SET EXERCISE —
Identify each line containing the word "jako" and copy it.

--------------------

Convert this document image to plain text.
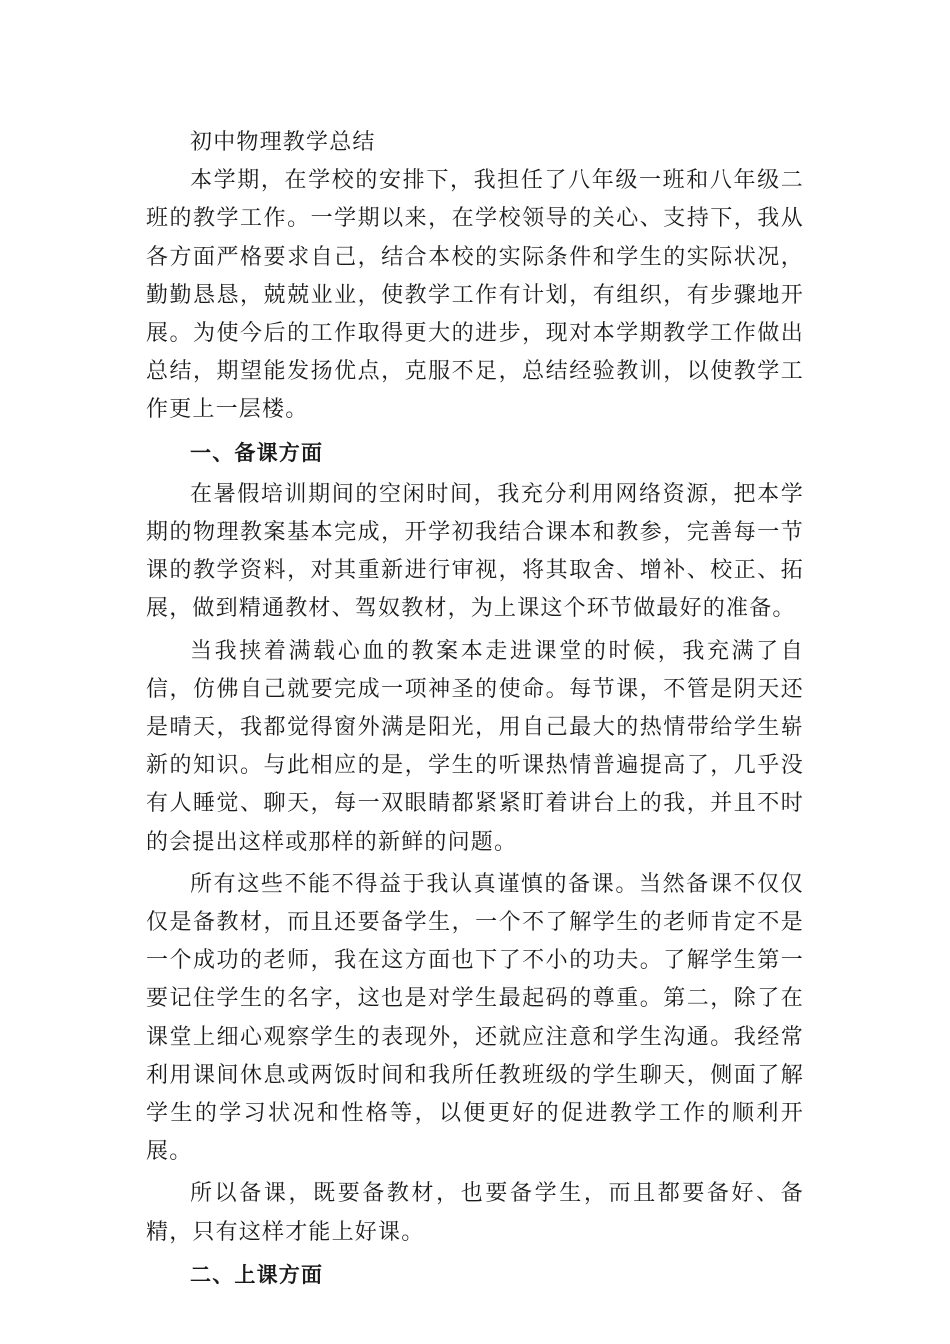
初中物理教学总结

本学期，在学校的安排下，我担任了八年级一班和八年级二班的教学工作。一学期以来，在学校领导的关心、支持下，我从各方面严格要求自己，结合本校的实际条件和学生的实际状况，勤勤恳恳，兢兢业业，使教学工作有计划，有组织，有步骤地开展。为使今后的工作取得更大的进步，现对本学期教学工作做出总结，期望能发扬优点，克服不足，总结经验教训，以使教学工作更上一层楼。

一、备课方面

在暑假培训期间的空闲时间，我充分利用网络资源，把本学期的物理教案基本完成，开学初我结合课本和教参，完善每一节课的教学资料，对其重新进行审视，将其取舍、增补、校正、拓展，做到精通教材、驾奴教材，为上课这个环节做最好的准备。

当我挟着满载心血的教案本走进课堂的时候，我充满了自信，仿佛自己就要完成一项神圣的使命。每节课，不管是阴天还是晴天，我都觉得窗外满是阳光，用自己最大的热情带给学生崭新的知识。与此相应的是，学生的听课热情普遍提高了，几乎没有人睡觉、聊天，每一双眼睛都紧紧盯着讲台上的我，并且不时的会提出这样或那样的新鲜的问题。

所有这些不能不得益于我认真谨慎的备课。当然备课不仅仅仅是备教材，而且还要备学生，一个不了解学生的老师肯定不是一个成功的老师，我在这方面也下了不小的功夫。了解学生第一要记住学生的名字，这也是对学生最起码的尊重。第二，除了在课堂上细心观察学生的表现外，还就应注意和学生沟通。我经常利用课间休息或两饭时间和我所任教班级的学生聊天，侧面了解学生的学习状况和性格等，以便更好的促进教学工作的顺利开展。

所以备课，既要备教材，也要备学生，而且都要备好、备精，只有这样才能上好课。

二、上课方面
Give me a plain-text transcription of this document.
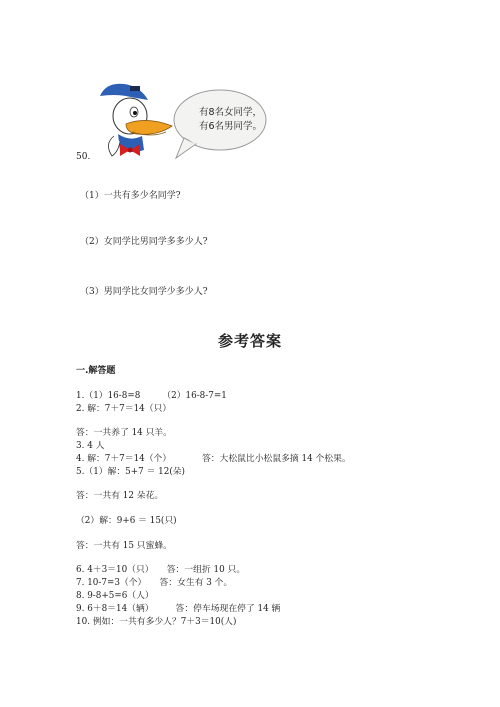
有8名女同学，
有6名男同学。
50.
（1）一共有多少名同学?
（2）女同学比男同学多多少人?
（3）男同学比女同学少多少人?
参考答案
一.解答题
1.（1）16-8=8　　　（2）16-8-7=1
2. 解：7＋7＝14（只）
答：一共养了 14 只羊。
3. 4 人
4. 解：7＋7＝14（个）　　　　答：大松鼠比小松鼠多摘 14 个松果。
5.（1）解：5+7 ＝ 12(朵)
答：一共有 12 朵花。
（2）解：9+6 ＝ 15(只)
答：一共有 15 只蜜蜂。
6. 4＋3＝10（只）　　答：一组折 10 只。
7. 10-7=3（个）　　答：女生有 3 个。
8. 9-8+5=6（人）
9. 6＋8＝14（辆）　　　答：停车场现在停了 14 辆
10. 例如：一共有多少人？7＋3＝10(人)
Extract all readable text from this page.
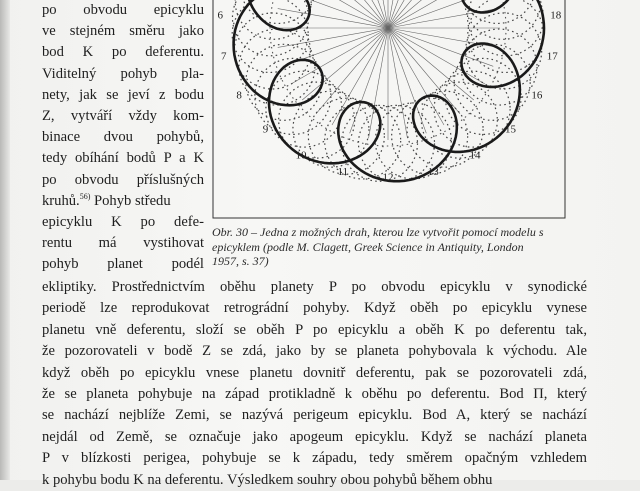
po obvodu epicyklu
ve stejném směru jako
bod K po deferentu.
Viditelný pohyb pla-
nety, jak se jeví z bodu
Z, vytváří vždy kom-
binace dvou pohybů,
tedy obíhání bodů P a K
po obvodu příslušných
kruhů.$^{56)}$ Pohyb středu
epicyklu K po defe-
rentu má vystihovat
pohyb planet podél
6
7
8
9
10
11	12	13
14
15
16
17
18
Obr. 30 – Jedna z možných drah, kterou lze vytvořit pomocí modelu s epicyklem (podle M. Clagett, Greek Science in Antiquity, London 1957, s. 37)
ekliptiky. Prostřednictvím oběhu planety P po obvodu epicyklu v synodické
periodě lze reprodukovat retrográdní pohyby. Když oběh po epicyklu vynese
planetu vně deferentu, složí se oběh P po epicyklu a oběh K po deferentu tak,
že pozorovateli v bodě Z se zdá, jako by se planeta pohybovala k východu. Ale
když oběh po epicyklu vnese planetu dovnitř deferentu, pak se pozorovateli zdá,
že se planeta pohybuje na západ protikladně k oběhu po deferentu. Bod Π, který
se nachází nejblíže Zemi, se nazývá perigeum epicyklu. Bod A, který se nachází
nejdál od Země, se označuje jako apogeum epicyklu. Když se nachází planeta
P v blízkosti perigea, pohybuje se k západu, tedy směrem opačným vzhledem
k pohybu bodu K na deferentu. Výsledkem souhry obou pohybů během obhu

--------------------

FINISHED EXERCISE —
ve stejném směru jako
že pozorovateli v bodě Z se zdá, jako by se planeta pohybovala k východu. Ale
nejdál od Země, se označuje jako apogeum epicyklu. Když se nachází planeta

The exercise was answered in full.